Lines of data
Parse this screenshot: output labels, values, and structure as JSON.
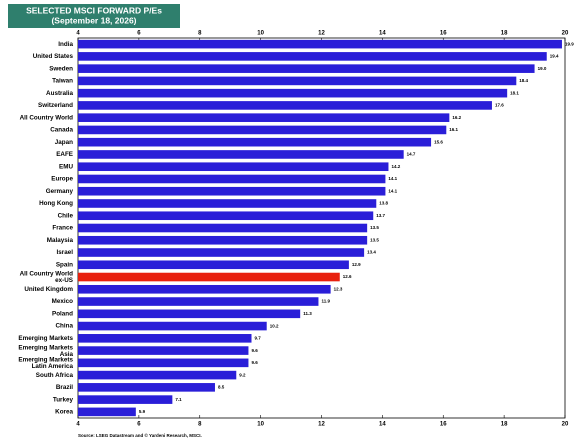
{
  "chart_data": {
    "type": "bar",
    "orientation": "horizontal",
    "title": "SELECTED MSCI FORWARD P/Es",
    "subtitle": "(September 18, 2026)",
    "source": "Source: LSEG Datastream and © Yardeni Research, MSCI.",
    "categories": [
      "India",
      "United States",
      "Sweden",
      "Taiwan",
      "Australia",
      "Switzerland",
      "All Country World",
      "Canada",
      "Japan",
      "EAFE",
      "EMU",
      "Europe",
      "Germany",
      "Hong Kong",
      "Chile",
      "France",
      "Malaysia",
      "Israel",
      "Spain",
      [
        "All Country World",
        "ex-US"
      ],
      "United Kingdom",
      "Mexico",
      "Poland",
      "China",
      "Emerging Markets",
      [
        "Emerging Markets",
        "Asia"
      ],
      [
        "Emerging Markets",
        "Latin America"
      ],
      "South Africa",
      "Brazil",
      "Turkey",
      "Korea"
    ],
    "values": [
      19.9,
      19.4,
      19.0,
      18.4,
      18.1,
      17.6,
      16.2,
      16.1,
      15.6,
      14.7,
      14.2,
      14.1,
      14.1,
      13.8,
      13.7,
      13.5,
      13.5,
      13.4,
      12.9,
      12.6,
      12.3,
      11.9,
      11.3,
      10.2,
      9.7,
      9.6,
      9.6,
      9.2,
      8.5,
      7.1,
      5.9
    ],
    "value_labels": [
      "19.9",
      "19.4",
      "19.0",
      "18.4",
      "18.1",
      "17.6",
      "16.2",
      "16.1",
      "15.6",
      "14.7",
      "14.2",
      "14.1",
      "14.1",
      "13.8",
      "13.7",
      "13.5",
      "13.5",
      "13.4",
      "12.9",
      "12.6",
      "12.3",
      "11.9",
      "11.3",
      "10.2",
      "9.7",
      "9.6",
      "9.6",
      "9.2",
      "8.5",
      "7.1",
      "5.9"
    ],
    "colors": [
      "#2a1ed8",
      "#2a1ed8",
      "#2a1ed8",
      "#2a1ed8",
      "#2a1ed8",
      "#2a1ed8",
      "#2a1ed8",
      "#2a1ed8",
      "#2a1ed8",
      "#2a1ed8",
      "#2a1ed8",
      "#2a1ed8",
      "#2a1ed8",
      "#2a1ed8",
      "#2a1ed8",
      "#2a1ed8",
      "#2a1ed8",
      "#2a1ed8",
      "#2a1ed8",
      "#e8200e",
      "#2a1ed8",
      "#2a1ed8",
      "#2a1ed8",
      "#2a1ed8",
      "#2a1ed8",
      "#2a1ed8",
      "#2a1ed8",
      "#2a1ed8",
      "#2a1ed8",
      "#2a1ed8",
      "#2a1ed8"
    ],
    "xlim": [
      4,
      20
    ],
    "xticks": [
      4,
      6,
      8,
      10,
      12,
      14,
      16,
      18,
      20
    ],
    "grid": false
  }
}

__What to do__.
Without including any pictures, print all of the material exactly as given.

__Answer for this exercise__.
Parse this screenshot: output labels, values, and structure as JSON.
{
  "chart_data": {
    "type": "bar",
    "orientation": "horizontal",
    "title": "SELECTED MSCI FORWARD P/Es",
    "subtitle": "(September 18, 2026)",
    "source": "Source: LSEG Datastream and © Yardeni Research, MSCI.",
    "categories": [
      "India",
      "United States",
      "Sweden",
      "Taiwan",
      "Australia",
      "Switzerland",
      "All Country World",
      "Canada",
      "Japan",
      "EAFE",
      "EMU",
      "Europe",
      "Germany",
      "Hong Kong",
      "Chile",
      "France",
      "Malaysia",
      "Israel",
      "Spain",
      [
        "All Country World",
        "ex-US"
      ],
      "United Kingdom",
      "Mexico",
      "Poland",
      "China",
      "Emerging Markets",
      [
        "Emerging Markets",
        "Asia"
      ],
      [
        "Emerging Markets",
        "Latin America"
      ],
      "South Africa",
      "Brazil",
      "Turkey",
      "Korea"
    ],
    "values": [
      19.9,
      19.4,
      19.0,
      18.4,
      18.1,
      17.6,
      16.2,
      16.1,
      15.6,
      14.7,
      14.2,
      14.1,
      14.1,
      13.8,
      13.7,
      13.5,
      13.5,
      13.4,
      12.9,
      12.6,
      12.3,
      11.9,
      11.3,
      10.2,
      9.7,
      9.6,
      9.6,
      9.2,
      8.5,
      7.1,
      5.9
    ],
    "value_labels": [
      "19.9",
      "19.4",
      "19.0",
      "18.4",
      "18.1",
      "17.6",
      "16.2",
      "16.1",
      "15.6",
      "14.7",
      "14.2",
      "14.1",
      "14.1",
      "13.8",
      "13.7",
      "13.5",
      "13.5",
      "13.4",
      "12.9",
      "12.6",
      "12.3",
      "11.9",
      "11.3",
      "10.2",
      "9.7",
      "9.6",
      "9.6",
      "9.2",
      "8.5",
      "7.1",
      "5.9"
    ],
    "colors": [
      "#2a1ed8",
      "#2a1ed8",
      "#2a1ed8",
      "#2a1ed8",
      "#2a1ed8",
      "#2a1ed8",
      "#2a1ed8",
      "#2a1ed8",
      "#2a1ed8",
      "#2a1ed8",
      "#2a1ed8",
      "#2a1ed8",
      "#2a1ed8",
      "#2a1ed8",
      "#2a1ed8",
      "#2a1ed8",
      "#2a1ed8",
      "#2a1ed8",
      "#2a1ed8",
      "#e8200e",
      "#2a1ed8",
      "#2a1ed8",
      "#2a1ed8",
      "#2a1ed8",
      "#2a1ed8",
      "#2a1ed8",
      "#2a1ed8",
      "#2a1ed8",
      "#2a1ed8",
      "#2a1ed8",
      "#2a1ed8"
    ],
    "xlim": [
      4,
      20
    ],
    "xticks": [
      4,
      6,
      8,
      10,
      12,
      14,
      16,
      18,
      20
    ],
    "grid": false
  }
}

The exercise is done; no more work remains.